Provided passage »
# stand over there



## Tower of Babel

Suppose you want to take a photograph of a good friend standing in front of a famous monument. If she is not standing in the right place, you might point with your finger at the desired location and say "Stand over there." How would you say "Stand over there" in Russian?

I am not sure which verb is best, and whether to use там or туда.


----------



## Kolan

Tower of Babel said:


> Suppose you want to take a photograph of a good friend standing in front of a famous monument. If she is not standing in the right place, you might point with your finger at the desired location and say "Stand over there." How would you say "Stand over there" in Russian?
> 
> I am not sure which verb is best, and whether to use там or туда.


"*Стой там!*", *"(в)стань там!*"


----------



## Setwale_Charm

Or, to soften the command: Встань-ка туда! Стой там, пожалуйста!


----------



## Tower of Babel

Thanks, *Kolan* and *Setwale_Charm*.

But what determines whether you should use там or туда? One of you suggested там with встать, the other туда. Is it the amount of distance you want them to move? 

Also, isn't it true that "*Стой там*" could also mean "*Stay* there" (where you are at this moment), which would be the opposite of a request to move?  (I am thinking of a policeman shouting at criminals, "Stop!" "Стойте!")


----------



## kvvic

"Стой там" means *only* "Stay there".
In this case you can use both _там_ and _туда_. Generally, _там_ means place and _туда_ means direction.

Information supplied »
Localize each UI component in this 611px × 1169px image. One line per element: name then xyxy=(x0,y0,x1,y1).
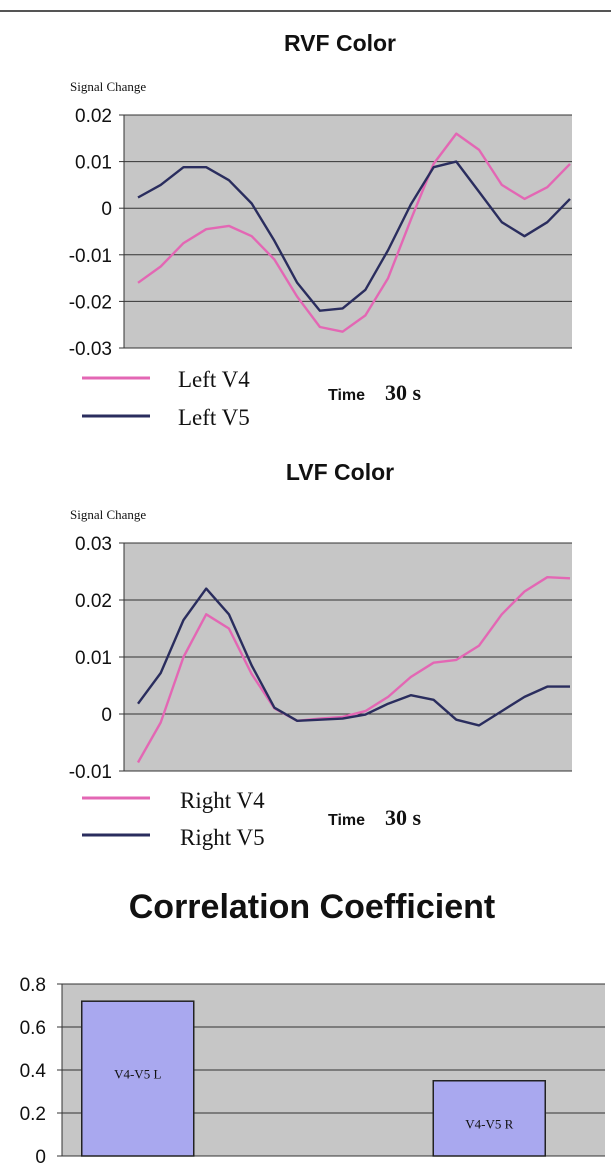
x-axis-time-label: Time xyxy=(328,812,365,829)
x-axis-time-label: Time xyxy=(328,387,365,404)
correlation-chart: Correlation Coefficient 0.8 0.6 0.4 0.2 0 V4… xyxy=(20,888,605,1168)
x-axis-duration-label: 30 s xyxy=(385,805,422,830)
y-tick-label: 0.03 xyxy=(75,534,112,555)
y-tick-label: 0 xyxy=(101,199,112,220)
y-tick-label: 0.4 xyxy=(20,1061,47,1082)
y-tick-label: -0.02 xyxy=(69,292,112,313)
lvf-chart: LVF Color Signal Change 0.03 0.02 0.01 0 -0.… xyxy=(69,459,572,850)
bar-label: V4-V5 L xyxy=(114,1067,161,1082)
y-tick-label: -0.01 xyxy=(69,246,112,267)
chart-title: LVF Color xyxy=(286,459,394,485)
plot-area xyxy=(124,115,572,348)
legend-label-right-v4: Right V4 xyxy=(180,788,265,813)
chart-title: RVF Color xyxy=(284,30,396,56)
y-tick-label: 0.02 xyxy=(75,591,112,612)
y-tick-label: 0.8 xyxy=(20,975,46,996)
y-axis-label: Signal Change xyxy=(70,79,146,94)
x-axis-duration-label: 30 s xyxy=(385,380,422,405)
bar-v4-v5-r xyxy=(432,1080,546,1157)
legend-label-left-v5: Left V5 xyxy=(178,405,250,430)
series-line-left-v4 xyxy=(137,132,571,333)
chart-title: Correlation Coefficient xyxy=(129,888,495,926)
y-tick-label: -0.03 xyxy=(69,339,112,360)
y-tick-label: 0.2 xyxy=(20,1104,46,1125)
series-line-right-v4 xyxy=(136,576,571,764)
y-axis-label: Signal Change xyxy=(70,507,146,522)
legend-label-right-v5: Right V5 xyxy=(180,825,265,850)
y-tick-label: 0.02 xyxy=(75,106,112,127)
y-tick-label: 0.01 xyxy=(75,153,112,174)
y-tick-label: 0.6 xyxy=(20,1018,46,1039)
series-line-right-v5 xyxy=(137,587,570,727)
top-rule xyxy=(0,10,611,12)
y-tick-label: 0.01 xyxy=(75,648,112,669)
bar-label: V4-V5 R xyxy=(465,1116,513,1131)
legend-label-left-v4: Left V4 xyxy=(178,367,250,392)
y-tick-label: 0 xyxy=(35,1147,46,1168)
y-tick-label: -0.01 xyxy=(69,762,112,783)
bar-v4-v5-l xyxy=(81,1000,195,1157)
rvf-chart: RVF Color Signal Change 0.02 0.01 0 -0.01 -0… xyxy=(69,30,572,430)
y-tick-label: 0 xyxy=(101,705,112,726)
series-line-left-v5 xyxy=(137,160,571,312)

Problem description » Write a continuation of the forum thread about saying "Stand over there" in Russian, starting after its final post. The entries play no part in what comes next.

In response »
----------



## Tower of Babel

I also didn't know that one can use "стань" or "встань" in this situation as well.

When I learned Russian, the instructors emphasized that we must understand the difference between "*стоять*" and "*стать*" or "*встать*," because "стоять" means that you are already standing, whereas "стать" and "встать" mean that you get into a standing position (from sitting or lying down, as in "*(**в)стать на ноги*"). So I am a bit surprised that one can say "стань" or "встань" to someone who is already standing.


----------



## Kolan

Tower of Babel said:


> When I learned Russian, the instructors emphasized that we must understand the difference between "*стоять*" and "*стать*" or "*встать*," because "стоять" means that you are already standing, whereas "стать" and "встать" mean that you get into a standing position (from sitting or lying down, as in "*(**в)стать на ноги*"). So I am a bit surprised that one can say "стань" or "встань" to someone who is already standing.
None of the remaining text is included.